■ Task goal
Collect every line that includes the string "name".

■ Records for this exercise
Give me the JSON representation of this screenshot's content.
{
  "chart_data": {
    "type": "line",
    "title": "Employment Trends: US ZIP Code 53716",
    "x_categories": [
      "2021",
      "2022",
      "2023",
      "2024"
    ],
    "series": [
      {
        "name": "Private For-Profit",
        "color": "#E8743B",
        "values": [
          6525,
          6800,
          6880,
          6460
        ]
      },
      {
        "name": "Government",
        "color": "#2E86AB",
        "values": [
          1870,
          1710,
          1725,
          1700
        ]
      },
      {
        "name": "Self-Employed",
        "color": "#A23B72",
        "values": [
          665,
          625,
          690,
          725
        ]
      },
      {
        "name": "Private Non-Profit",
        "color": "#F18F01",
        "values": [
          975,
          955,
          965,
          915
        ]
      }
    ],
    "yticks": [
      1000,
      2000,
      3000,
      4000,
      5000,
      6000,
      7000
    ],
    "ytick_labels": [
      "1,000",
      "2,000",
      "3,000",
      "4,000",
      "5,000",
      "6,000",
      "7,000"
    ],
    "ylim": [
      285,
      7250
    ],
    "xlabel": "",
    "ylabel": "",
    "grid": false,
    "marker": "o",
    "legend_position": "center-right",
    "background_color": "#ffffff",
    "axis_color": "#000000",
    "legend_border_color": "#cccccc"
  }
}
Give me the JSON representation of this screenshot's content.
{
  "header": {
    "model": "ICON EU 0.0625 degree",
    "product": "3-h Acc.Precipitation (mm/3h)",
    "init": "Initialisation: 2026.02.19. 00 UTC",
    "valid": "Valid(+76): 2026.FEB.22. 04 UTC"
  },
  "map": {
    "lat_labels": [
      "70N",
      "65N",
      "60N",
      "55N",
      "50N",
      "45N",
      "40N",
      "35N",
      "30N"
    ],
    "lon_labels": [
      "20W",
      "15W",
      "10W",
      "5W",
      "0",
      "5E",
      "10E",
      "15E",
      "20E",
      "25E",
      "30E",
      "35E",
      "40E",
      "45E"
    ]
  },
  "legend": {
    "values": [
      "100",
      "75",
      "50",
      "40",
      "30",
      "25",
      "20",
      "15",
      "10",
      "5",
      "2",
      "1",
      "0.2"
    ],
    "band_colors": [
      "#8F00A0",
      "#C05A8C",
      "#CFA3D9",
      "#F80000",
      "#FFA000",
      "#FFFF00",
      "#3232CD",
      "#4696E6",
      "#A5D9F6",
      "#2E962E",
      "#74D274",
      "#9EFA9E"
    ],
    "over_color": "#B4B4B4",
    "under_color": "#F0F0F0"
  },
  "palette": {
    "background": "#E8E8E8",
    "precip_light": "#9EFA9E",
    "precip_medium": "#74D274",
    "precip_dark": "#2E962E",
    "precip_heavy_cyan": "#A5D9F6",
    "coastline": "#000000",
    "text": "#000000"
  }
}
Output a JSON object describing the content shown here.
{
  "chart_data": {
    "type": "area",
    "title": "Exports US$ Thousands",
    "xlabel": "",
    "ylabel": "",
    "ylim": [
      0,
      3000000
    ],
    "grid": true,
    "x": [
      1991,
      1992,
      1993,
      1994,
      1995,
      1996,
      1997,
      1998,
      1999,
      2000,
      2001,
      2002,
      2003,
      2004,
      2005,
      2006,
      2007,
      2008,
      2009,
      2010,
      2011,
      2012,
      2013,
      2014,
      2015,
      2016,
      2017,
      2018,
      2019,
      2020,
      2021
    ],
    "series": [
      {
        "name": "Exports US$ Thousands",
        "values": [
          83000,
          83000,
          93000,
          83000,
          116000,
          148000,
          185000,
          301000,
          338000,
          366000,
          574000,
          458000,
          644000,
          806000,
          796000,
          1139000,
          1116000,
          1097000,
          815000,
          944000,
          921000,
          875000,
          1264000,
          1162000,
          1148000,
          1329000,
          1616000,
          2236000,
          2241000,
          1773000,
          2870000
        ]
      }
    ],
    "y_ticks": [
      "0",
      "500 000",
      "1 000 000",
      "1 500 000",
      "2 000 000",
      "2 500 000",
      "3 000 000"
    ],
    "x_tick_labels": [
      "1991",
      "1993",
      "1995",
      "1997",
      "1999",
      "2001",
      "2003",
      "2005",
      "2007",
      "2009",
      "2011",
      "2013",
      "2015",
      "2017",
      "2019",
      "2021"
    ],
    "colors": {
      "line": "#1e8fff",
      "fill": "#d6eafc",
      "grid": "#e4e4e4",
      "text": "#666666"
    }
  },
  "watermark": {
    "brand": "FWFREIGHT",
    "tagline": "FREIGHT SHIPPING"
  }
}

■ Output for this exercise
        "name": "Private For-Profit",
        "name": "Government",
        "name": "Self-Employed",
        "name": "Private Non-Profit",
        "name": "Exports US$ Thousands",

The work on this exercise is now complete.